# Given task
Below is a block of records; reproduce all of them exactly and leave out any pictures.

----------------------------------------

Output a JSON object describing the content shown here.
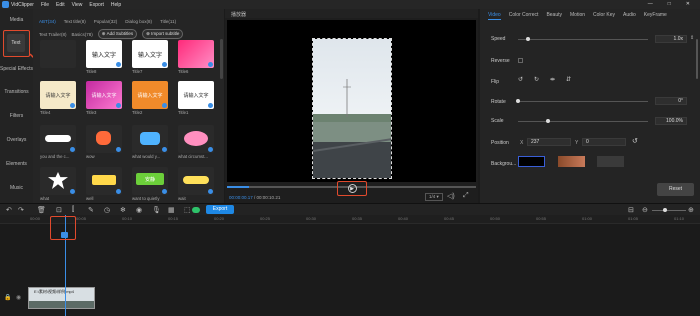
{
  "app": {
    "title": "VidClipper",
    "menu": [
      "File",
      "Edit",
      "View",
      "Export",
      "Help"
    ]
  },
  "left_nav": {
    "items": [
      "Media",
      "Text",
      "Special Effects",
      "Transitions",
      "Filters",
      "Overlays",
      "Elements",
      "Music"
    ]
  },
  "library": {
    "tabs": [
      "ABT(34)",
      "Text title(8)",
      "Popular(32)",
      "Dialog box(8)",
      "Title(11)"
    ],
    "subtabs": [
      "Text Trailer(8)",
      "Basics(78)"
    ],
    "add_subtitles": "Add Subtitles",
    "import_subtitle": "Import subtitle",
    "items": [
      {
        "label": "",
        "style": "blank"
      },
      {
        "label": "Title8",
        "style": "cn",
        "text": "输入文字"
      },
      {
        "label": "Title7",
        "style": "cn",
        "text": "输入文字"
      },
      {
        "label": "Title6",
        "style": "pinkgrad"
      },
      {
        "label": "Title4",
        "style": "cn-small",
        "text": "请输入文字"
      },
      {
        "label": "Title3",
        "style": "purple",
        "text": "请输入文字"
      },
      {
        "label": "Title2",
        "style": "orange",
        "text": "请输入文字"
      },
      {
        "label": "Title1",
        "style": "cn-small",
        "text": "请输入文字"
      },
      {
        "label": "you and the c...",
        "style": "bubble"
      },
      {
        "label": "wow",
        "style": "wow"
      },
      {
        "label": "what would y...",
        "style": "chat"
      },
      {
        "label": "what circumst...",
        "style": "pinkbubble"
      },
      {
        "label": "what",
        "style": "burst"
      },
      {
        "label": "well",
        "style": "well"
      },
      {
        "label": "want to quietly",
        "style": "green",
        "text": "安静"
      },
      {
        "label": "wait",
        "style": "dots"
      }
    ]
  },
  "preview": {
    "header": "播放器",
    "current_time": "00:00:00.17",
    "total_time": "00:00:10.21",
    "quality": "1/4"
  },
  "properties": {
    "tabs": [
      "Video",
      "Color Correct",
      "Beauty",
      "Motion",
      "Color Key",
      "Audio",
      "KeyFrame"
    ],
    "active_tab": "Video",
    "speed_label": "Speed",
    "speed_value": "1.0x",
    "reverse_label": "Reverse",
    "flip_label": "Flip",
    "rotate_label": "Rotate",
    "rotate_value": "0°",
    "scale_label": "Scale",
    "scale_value": "100.0%",
    "position_label": "Position",
    "pos_x_label": "X",
    "pos_x_value": "237",
    "pos_y_label": "Y",
    "pos_y_value": "0",
    "background_label": "Backgrou...",
    "reset_label": "Reset"
  },
  "toolbar": {
    "export_label": "Export"
  },
  "ruler": {
    "ticks": [
      "00:00",
      "00:05",
      "00:10",
      "00:15",
      "00:20",
      "00:25",
      "00:30",
      "00:35",
      "00:40",
      "00:45",
      "00:50",
      "00:55",
      "01:00",
      "01:05",
      "01:10",
      "01:15",
      "01:20"
    ]
  },
  "timeline": {
    "clip_label": "E:\\素材\\视频\\样例.mp4"
  },
  "colors": {
    "accent": "#1e88e5",
    "highlight": "#e14a2d"
  }
}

----------------------------------------

# Answer to this problem
Output a JSON object describing the content shown here.
{
  "app": {
    "title": "VidClipper",
    "menu": [
      "File",
      "Edit",
      "View",
      "Export",
      "Help"
    ]
  },
  "left_nav": {
    "items": [
      "Media",
      "Text",
      "Special Effects",
      "Transitions",
      "Filters",
      "Overlays",
      "Elements",
      "Music"
    ]
  },
  "library": {
    "tabs": [
      "ABT(34)",
      "Text title(8)",
      "Popular(32)",
      "Dialog box(8)",
      "Title(11)"
    ],
    "subtabs": [
      "Text Trailer(8)",
      "Basics(78)"
    ],
    "add_subtitles": "Add Subtitles",
    "import_subtitle": "Import subtitle",
    "items": [
      {
        "label": "",
        "style": "blank"
      },
      {
        "label": "Title8",
        "style": "cn",
        "text": "输入文字"
      },
      {
        "label": "Title7",
        "style": "cn",
        "text": "输入文字"
      },
      {
        "label": "Title6",
        "style": "pinkgrad"
      },
      {
        "label": "Title4",
        "style": "cn-small",
        "text": "请输入文字"
      },
      {
        "label": "Title3",
        "style": "purple",
        "text": "请输入文字"
      },
      {
        "label": "Title2",
        "style": "orange",
        "text": "请输入文字"
      },
      {
        "label": "Title1",
        "style": "cn-small",
        "text": "请输入文字"
      },
      {
        "label": "you and the c...",
        "style": "bubble"
      },
      {
        "label": "wow",
        "style": "wow"
      },
      {
        "label": "what would y...",
        "style": "chat"
      },
      {
        "label": "what circumst...",
        "style": "pinkbubble"
      },
      {
        "label": "what",
        "style": "burst"
      },
      {
        "label": "well",
        "style": "well"
      },
      {
        "label": "want to quietly",
        "style": "green",
        "text": "安静"
      },
      {
        "label": "wait",
        "style": "dots"
      }
    ]
  },
  "preview": {
    "header": "播放器",
    "current_time": "00:00:00.17",
    "total_time": "00:00:10.21",
    "quality": "1/4"
  },
  "properties": {
    "tabs": [
      "Video",
      "Color Correct",
      "Beauty",
      "Motion",
      "Color Key",
      "Audio",
      "KeyFrame"
    ],
    "active_tab": "Video",
    "speed_label": "Speed",
    "speed_value": "1.0x",
    "reverse_label": "Reverse",
    "flip_label": "Flip",
    "rotate_label": "Rotate",
    "rotate_value": "0°",
    "scale_label": "Scale",
    "scale_value": "100.0%",
    "position_label": "Position",
    "pos_x_label": "X",
    "pos_x_value": "237",
    "pos_y_label": "Y",
    "pos_y_value": "0",
    "background_label": "Backgrou...",
    "reset_label": "Reset"
  },
  "toolbar": {
    "export_label": "Export"
  },
  "ruler": {
    "ticks": [
      "00:00",
      "00:05",
      "00:10",
      "00:15",
      "00:20",
      "00:25",
      "00:30",
      "00:35",
      "00:40",
      "00:45",
      "00:50",
      "00:55",
      "01:00",
      "01:05",
      "01:10",
      "01:15",
      "01:20"
    ]
  },
  "timeline": {
    "clip_label": "E:\\素材\\视频\\样例.mp4"
  },
  "colors": {
    "accent": "#1e88e5",
    "highlight": "#e14a2d"
  }
}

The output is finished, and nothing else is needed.